[start]

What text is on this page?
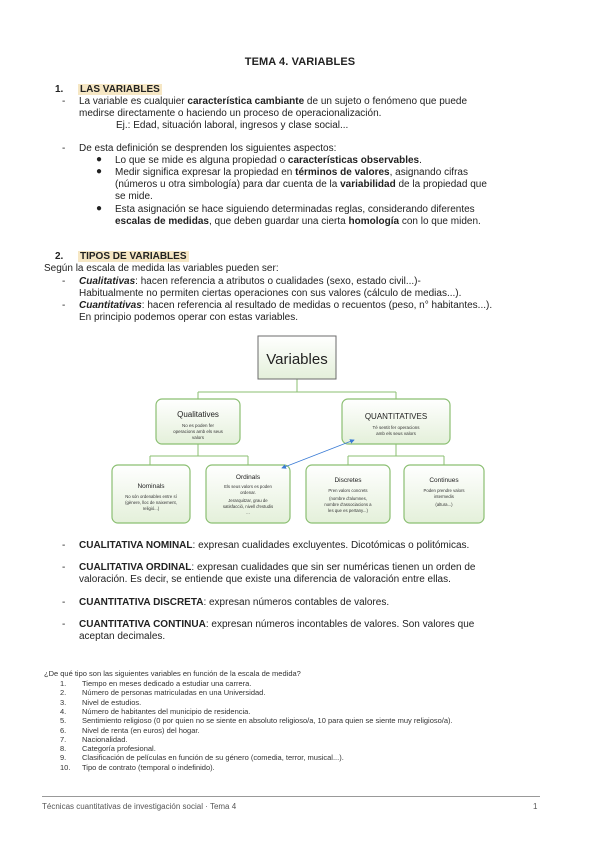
TEMA 4. VARIABLES
1. LAS VARIABLES
- La variable es cualquier característica cambiante de un sujeto o fenómeno que puede
medirse directamente o haciendo un proceso de operacionalización.
Ej.: Edad, situación laboral, ingresos y clase social...
- De esta definición se desprenden los siguientes aspectos:
● Lo que se mide es alguna propiedad o características observables.
● Medir significa expresar la propiedad en términos de valores, asignando cifras
(números u otra simbología) para dar cuenta de la variabilidad de la propiedad que
se mide.
● Esta asignación se hace siguiendo determinadas reglas, considerando diferentes
escalas de medidas, que deben guardar una cierta homología con lo que miden.
2. TIPOS DE VARIABLES
Según la escala de medida las variables pueden ser:
- Cualitativas: hacen referencia a atributos o cualidades (sexo, estado civil...)-
Habitualmente no permiten ciertas operaciones con sus valores (cálculo de medias...).
- Cuantitativas: hacen referencia al resultado de medidas o recuentos (peso, n° habitantes...).
En principio podemos operar con estas variables.
Variables
Qualitatives
No es poden fer
operacions amb els seus
valors
QUANTITATIVES
Té sentit fer operacions
amb els seus valors
Nominals
No són ordenables entre sí
(gènere, lloc de naixement,
religió...)
Ordinals
Els seus valors es poden
ordenar.
Jerarquitzar, grau de
satisfacció, nivell d'estudis
...
Discretes
Pren valors concrets
(nombre d'alumnes,
nombre d'associacions a
les que es pertany...)
Continues
Poden prendre valors
intermedis
(altura...)
- CUALITATIVA NOMINAL: expresan cualidades excluyentes. Dicotómicas o politómicas.
- CUALITATIVA ORDINAL: expresan cualidades que sin ser numéricas tienen un orden de
valoración. Es decir, se entiende que existe una diferencia de valoración entre ellas.
- CUANTITATIVA DISCRETA: expresan números contables de valores.
- CUANTITATIVA CONTINUA: expresan números incontables de valores. Son valores que
aceptan decimales.
¿De qué tipo son las siguientes variables en función de la escala de medida?
1. Tiempo en meses dedicado a estudiar una carrera.
2. Número de personas matriculadas en una Universidad.
3. Nivel de estudios.
4. Número de habitantes del municipio de residencia.
5. Sentimiento religioso (0 por quien no se siente en absoluto religioso/a, 10 para quien se siente muy religioso/a).
6. Nivel de renta (en euros) del hogar.
7. Nacionalidad.
8. Categoría profesional.
9. Clasificación de películas en función de su género (comedia, terror, musical...).
10. Tipo de contrato (temporal o indefinido).
Técnicas cuantitativas de investigación social · Tema 4	1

[end]

To do >>
Wherever the word "habitantes" occurs in a line of the listing, copy that line.

Exercise solution >>
- Cuantitativas: hacen referencia al resultado de medidas o recuentos (peso, n° habitantes...).
4. Número de habitantes del municipio de residencia.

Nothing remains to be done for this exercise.